Saved entries:
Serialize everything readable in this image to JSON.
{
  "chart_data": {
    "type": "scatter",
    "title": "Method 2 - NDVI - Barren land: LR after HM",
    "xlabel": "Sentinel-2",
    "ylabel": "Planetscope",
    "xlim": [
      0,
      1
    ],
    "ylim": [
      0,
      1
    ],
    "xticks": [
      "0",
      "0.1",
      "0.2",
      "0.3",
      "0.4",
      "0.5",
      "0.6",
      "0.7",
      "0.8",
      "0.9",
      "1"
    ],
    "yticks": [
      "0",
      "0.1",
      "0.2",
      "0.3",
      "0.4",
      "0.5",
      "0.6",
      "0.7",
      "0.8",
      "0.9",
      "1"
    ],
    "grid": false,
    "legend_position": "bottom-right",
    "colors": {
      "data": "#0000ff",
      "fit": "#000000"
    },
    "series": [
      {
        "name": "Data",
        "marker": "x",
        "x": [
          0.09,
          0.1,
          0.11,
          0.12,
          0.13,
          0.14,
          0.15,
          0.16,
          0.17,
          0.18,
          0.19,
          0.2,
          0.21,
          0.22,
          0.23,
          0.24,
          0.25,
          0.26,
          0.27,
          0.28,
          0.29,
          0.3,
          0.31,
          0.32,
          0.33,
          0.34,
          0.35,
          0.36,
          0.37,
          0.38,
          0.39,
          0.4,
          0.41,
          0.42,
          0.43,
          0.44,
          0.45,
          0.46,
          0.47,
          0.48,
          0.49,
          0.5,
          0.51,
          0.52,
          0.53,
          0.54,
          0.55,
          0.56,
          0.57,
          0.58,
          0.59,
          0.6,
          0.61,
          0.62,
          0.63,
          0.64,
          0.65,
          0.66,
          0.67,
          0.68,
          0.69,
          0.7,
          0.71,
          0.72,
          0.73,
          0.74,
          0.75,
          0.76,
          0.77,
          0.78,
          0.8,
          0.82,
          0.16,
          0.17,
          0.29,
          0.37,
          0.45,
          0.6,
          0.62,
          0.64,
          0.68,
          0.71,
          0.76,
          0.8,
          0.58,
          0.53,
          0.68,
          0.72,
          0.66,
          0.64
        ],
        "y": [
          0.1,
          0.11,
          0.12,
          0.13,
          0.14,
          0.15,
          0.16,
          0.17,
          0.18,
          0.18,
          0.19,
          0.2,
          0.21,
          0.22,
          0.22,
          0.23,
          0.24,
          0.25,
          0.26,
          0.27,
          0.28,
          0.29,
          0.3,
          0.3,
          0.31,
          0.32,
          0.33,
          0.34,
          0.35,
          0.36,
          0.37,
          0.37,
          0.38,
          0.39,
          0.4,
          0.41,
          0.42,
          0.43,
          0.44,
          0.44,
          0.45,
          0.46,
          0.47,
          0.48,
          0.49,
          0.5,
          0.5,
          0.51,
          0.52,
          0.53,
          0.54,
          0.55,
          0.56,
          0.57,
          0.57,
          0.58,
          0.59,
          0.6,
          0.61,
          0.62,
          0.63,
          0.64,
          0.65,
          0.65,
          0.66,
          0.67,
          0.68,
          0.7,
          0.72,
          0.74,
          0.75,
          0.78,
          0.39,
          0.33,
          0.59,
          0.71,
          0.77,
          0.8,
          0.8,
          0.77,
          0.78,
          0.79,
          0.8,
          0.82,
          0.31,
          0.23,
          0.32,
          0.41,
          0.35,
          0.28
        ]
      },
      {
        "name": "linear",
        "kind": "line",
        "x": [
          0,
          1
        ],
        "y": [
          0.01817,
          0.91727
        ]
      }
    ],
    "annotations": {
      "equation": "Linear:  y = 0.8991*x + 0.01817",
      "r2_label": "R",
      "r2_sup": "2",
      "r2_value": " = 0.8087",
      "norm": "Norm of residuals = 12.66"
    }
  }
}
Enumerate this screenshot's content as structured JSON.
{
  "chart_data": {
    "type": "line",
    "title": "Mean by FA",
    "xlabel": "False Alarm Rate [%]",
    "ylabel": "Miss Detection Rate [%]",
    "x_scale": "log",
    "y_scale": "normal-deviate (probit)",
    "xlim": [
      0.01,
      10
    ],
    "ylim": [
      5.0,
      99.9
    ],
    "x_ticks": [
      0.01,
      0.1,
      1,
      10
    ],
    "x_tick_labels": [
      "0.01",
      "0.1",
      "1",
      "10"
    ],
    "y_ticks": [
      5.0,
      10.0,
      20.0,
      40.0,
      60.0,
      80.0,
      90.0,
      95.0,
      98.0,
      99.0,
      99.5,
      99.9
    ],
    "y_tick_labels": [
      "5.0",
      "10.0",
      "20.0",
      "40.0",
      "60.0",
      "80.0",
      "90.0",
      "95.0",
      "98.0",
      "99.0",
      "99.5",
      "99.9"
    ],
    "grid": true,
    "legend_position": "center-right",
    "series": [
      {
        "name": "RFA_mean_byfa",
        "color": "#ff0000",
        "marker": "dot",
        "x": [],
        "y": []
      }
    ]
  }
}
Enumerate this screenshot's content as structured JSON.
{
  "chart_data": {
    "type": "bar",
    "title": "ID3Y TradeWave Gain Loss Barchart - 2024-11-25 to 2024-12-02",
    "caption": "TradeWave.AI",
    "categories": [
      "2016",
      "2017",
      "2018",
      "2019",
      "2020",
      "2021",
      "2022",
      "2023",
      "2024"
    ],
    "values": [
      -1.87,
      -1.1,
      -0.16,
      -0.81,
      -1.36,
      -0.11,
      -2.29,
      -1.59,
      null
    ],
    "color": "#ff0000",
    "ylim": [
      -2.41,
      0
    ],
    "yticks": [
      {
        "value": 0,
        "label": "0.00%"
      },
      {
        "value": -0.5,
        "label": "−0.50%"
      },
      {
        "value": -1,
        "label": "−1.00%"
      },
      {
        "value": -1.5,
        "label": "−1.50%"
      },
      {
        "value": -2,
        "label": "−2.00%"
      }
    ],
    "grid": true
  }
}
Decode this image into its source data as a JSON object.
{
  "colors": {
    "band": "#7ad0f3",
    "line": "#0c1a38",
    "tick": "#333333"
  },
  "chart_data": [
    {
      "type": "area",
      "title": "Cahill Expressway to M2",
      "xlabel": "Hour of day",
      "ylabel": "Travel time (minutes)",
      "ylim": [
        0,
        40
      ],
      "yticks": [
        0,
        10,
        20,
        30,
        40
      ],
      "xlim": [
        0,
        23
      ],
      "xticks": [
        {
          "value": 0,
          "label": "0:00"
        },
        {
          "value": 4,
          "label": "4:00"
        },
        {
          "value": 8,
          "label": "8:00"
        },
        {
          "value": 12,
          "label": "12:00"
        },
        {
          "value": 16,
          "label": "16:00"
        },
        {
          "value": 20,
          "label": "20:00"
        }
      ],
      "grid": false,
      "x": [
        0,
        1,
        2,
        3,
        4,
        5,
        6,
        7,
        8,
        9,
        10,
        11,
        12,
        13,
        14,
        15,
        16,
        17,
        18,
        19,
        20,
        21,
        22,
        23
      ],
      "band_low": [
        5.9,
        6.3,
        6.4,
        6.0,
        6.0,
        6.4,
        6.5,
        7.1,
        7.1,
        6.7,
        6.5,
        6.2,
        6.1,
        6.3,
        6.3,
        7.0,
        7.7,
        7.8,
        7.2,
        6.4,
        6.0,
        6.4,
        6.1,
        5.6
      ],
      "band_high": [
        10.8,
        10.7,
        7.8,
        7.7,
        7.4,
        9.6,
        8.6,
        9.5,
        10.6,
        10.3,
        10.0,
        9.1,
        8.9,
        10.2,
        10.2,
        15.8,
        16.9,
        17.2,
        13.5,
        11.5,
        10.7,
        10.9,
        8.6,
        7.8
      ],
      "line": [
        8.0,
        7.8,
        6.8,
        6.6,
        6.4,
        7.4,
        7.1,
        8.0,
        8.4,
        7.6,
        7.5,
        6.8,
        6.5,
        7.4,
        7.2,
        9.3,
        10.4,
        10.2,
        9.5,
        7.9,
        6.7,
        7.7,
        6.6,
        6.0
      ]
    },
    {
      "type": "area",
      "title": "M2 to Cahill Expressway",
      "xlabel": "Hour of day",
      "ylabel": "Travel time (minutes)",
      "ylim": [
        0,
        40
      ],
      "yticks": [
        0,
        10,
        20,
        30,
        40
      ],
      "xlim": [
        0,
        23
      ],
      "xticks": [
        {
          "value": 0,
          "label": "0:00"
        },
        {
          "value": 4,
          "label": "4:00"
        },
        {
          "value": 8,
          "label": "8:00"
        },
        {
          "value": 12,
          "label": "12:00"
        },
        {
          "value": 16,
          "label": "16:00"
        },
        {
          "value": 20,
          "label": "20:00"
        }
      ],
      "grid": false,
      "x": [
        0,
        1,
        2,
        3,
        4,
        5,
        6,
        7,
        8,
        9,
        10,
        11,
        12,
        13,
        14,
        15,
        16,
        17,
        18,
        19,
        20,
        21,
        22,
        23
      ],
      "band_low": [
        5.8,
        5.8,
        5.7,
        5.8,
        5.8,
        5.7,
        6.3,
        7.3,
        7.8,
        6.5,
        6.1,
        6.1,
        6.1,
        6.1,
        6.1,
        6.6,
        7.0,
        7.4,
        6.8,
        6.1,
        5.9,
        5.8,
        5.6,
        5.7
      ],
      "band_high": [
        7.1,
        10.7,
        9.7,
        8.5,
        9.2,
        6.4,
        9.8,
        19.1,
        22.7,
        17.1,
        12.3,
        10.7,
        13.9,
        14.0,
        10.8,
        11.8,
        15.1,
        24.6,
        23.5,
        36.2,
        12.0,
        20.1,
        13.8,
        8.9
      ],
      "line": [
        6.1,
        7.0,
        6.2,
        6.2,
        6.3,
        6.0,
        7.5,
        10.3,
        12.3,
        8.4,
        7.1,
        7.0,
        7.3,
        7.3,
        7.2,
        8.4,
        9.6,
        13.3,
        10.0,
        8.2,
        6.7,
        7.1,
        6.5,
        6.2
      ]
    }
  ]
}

■ Aim
Look through the records and gather each line with the word "Expressway".

■ Task response
      "title": "Cahill Expressway to M2",
      "title": "M2 to Cahill Expressway",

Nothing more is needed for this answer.